## [RECORD EXTRACTS]
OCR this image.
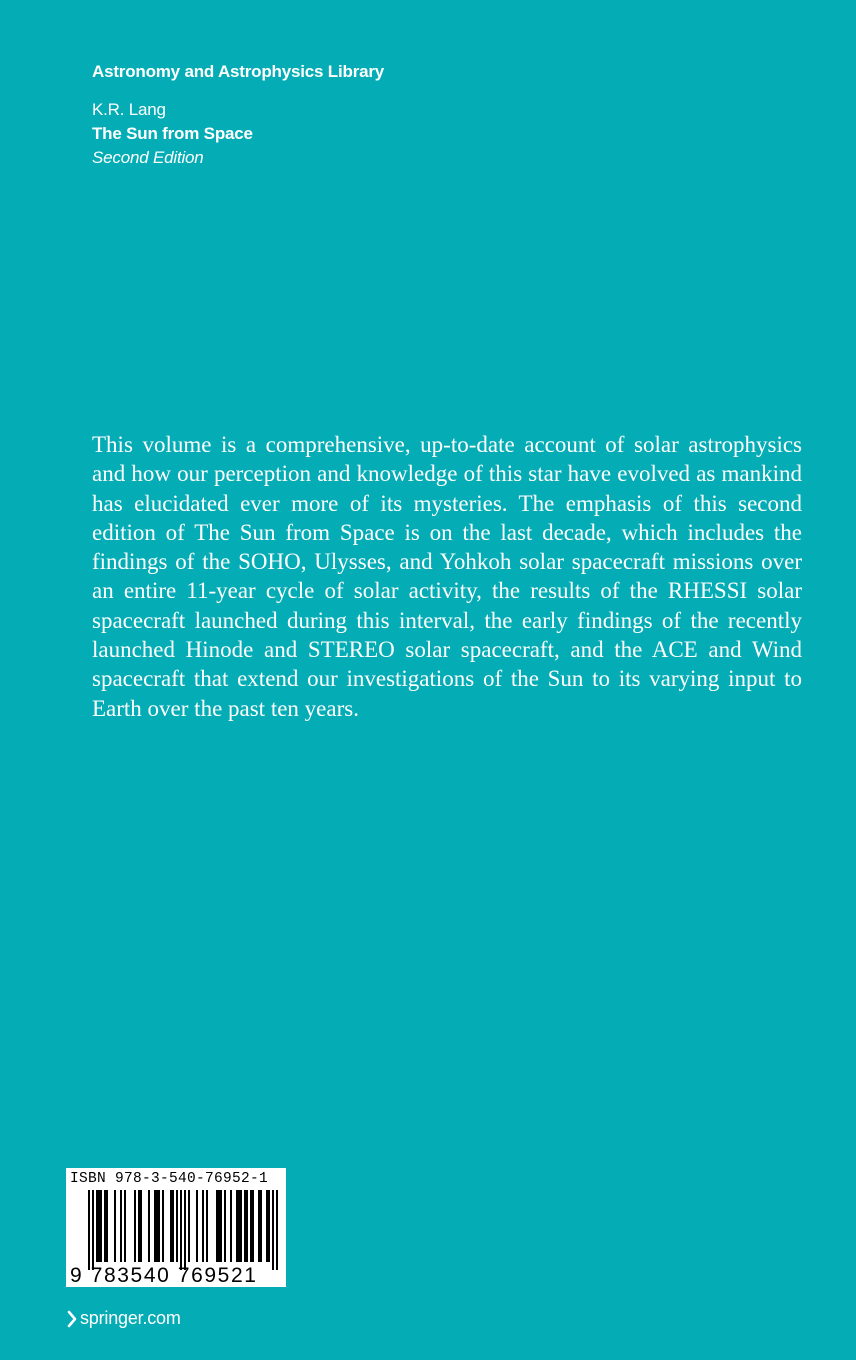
Astronomy and Astrophysics Library
K.R. Lang
The Sun from Space
Second Edition

This volume is a comprehensive, up-to-date account of solar astrophysics and how our perception and knowledge of this star have evolved as mankind has elucidated ever more of its mysteries. The emphasis of this second edition of The Sun from Space is on the last decade, which includes the findings of the SOHO, Ulysses, and Yohkoh solar spacecraft missions over an entire 11-year cycle of solar activity, the results of the RHESSI solar spacecraft launched during this interval, the early findings of the recently launched Hinode and STEREO solar spacecraft, and the ACE and Wind spacecraft that extend our investigations of the Sun to its varying input to Earth over the past ten years.

ISBN 978-3-540-76952-1
9 783540 769521
springer.com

## [OBJECTIVE]
Extract from the data every line where "Space" shows up.

## [TASK ANSWER]
The Sun from Space
This volume is a comprehensive, up-to-date account of solar astrophysics and how our perception and knowledge of this star have evolved as mankind has elucidated ever more of its mysteries. The emphasis of this second edition of The Sun from Space is on the last decade, which includes the findings of the SOHO, Ulysses, and Yohkoh solar spacecraft missions over an entire 11-year cycle of solar activity, the results of the RHESSI solar spacecraft launched during this interval, the early findings of the recently launched Hinode and STEREO solar spacecraft, and the ACE and Wind spacecraft that extend our investigations of the Sun to its varying input to Earth over the past ten years.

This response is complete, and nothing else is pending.